- _WORK REQUIRED_:
From the text on Meyer's expeditions below, extract the passage starting at "- Meyer, Frank Nicholas. Agricultural" and ending at "March 25, 1911.", copying it word for word.

- _PROVIDED TEXT_:

=== Second Asia-Europe expedition ===
Meyer returned to the United States in the summer of 1908 and spent the next year visiting agricultural experiment stations and sorting the photographs from his expedition. In the fall of 1909, he returned to Asia by way of Europe, where he visited Kew and other botanical gardens on the continent. Meyer continued on to Crimea, where he made several significant discoveries and continued on to Azerbaidzhan, Armenia, Turkmenistan, and Chinese Turkestan (now Xinjiang), all the while collecting numerous specimens for the USDA and the Arnold Arboretum. Early 1911 found Meyer and his party exploring and collecting along the border of Mongolia and Siberia. Political unrest forced him westwards instead of continuing on into China. He journeyed up the Volga and then on to St. Petersburg and western Europe. He returned to the United States in April 1912 on the RMS Mauretania, one day behind the ill-fated Titanic.

=== Third Asia-Europe expedition ===
After a brief stay in America, Meyer prepared to return to Asia. The USDA Division of Forest Pathology tasked him with determining the origins of chestnut blight, suspecting it originated in Asia. He successfully proved that it had developed in China. In December 1913, Meyer and his team departed Beijing for Shaanxi Province, then continued to Shanxi and Henan Provinces, collecting numerous specimens, scions, and seeds along the way. Although he had planned to explore Gansu, his activities were curtailed due to the loss of his interpreter and the presence of bandits. The expedition returned to Beijing, but soon set off again for the same area of country from which they had just returned, journeying on to Gansu and the Tibetan borderlands (now Qinghai). In November 1914, he journeyed north to Lanzhou to collect more specimens, and finally began the return trip to Beijing at the beginning of 1915. After packing his specimens and collecting additional materials at Fairchild's request, the party traveled south to Hangzhou, and Huzhou Mount Mogan by way of Nanjing, and on to Shanghai and Japan and finally to America.

=== Fourth Asian expedition ===
Meyer's fourth, and last, expedition set off in mid-1916 and was tasked with collecting wild pears (Pyrus ussuriensis and Pyrus calleryana) because they were found to be the only varieties capable of withstanding fire blight (Bacillus amylovrus). Meyer and his interpreter and guide, Chow-hai Ting, journeyed up the Yangtze River (Chang Jiang) in search of the Callery pear (Pyrus calleryana), and later traveled to Jingmen, where he collected 5,000 pounds of pears. Meyer returned to Yichang and was trapped there by civil unrest, being forced to spend the winter of 1917. In May 1918, he and his guide managed to return to Jingmen and collect his belongings and catch a ship down the Yangtze (Chang Jiang) bound for Hangou. In June 1918 he traveled to Shanghai over the Yangtze River on the Japanese riverboat Feng Yang Maru. He was last seen leaving his cabin on June 1, at 11:20 pm. On June 5 his body was found some 50 km before the city of Wuhu by a Chinese sailor. He was buried in Shanghai on June 12 and his family in the Netherlands were notified of his death on June 18.

== Works ==
- Meyer, Frank Nicholas and David Fairchild. South China explorations. Typescript, July 25, 1916 – September 21, 1918.
- Meyer, Frank Nicholas. Letters of Frank N. Meyer. Typescript,1902-[1918].
- Meyer, Frank Nicholas. Agricultural Explorations in the Fruit and Nut Orchards of China. USDA Bureau of Plant Industry - Bulletin No. 204, Issued March 25, 1911.

== Legacy ==
In recognition of his industry, the Frank N. Meyer Medal for Plant Genetic Resources was struck by his United States Department of Agriculture colleagues, funded by his bequest to the organization.

- _DATA PROVIDED_:
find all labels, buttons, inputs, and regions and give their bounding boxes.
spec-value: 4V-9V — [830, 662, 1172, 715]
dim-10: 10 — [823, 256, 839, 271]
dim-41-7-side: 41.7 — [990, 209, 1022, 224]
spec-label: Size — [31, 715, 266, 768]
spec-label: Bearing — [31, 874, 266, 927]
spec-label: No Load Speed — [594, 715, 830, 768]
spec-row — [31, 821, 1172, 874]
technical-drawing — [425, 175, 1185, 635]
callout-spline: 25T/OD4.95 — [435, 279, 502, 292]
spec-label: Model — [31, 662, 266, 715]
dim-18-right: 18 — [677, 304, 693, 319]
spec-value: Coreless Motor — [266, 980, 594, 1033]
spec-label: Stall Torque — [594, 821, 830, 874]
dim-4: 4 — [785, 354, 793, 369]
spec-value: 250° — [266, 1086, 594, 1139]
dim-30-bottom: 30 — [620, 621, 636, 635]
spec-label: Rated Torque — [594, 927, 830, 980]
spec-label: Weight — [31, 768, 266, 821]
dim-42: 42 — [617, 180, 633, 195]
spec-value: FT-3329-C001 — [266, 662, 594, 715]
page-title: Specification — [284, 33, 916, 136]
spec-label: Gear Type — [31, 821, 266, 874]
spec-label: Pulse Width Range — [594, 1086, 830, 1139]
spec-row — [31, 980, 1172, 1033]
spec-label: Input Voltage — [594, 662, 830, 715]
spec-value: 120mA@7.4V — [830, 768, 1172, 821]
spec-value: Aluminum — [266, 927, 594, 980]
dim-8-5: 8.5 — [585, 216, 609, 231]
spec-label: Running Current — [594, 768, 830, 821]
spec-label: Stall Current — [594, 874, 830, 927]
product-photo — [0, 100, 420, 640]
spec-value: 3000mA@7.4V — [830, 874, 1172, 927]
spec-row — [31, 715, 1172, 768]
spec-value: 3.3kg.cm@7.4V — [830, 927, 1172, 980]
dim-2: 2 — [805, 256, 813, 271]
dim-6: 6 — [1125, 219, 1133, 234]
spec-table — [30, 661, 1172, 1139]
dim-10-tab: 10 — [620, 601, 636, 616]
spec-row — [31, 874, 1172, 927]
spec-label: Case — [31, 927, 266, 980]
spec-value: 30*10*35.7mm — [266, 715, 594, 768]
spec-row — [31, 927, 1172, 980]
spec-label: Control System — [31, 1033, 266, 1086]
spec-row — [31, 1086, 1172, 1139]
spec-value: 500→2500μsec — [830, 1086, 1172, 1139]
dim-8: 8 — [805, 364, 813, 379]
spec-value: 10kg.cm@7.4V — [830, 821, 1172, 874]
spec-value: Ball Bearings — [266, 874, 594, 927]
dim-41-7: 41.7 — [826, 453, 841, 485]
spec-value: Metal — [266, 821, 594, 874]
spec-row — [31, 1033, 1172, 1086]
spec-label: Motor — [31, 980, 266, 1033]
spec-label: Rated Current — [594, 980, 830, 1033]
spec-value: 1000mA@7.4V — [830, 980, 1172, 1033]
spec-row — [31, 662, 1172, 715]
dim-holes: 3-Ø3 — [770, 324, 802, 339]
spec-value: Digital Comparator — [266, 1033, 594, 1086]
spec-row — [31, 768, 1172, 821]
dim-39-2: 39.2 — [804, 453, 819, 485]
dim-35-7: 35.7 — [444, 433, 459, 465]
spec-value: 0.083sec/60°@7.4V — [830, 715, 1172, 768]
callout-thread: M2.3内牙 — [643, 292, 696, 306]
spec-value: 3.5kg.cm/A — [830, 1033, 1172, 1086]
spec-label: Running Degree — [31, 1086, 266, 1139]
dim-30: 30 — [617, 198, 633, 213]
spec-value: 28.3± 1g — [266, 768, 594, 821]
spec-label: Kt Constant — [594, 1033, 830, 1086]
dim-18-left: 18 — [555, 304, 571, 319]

- _SOLUTION TO THIS TASK_:
- Meyer, Frank Nicholas. Agricultural Explorations in the Fruit and Nut Orchards of China. USDA Bureau of Plant Industry - Bulletin No. 204, Issued March 25, 1911.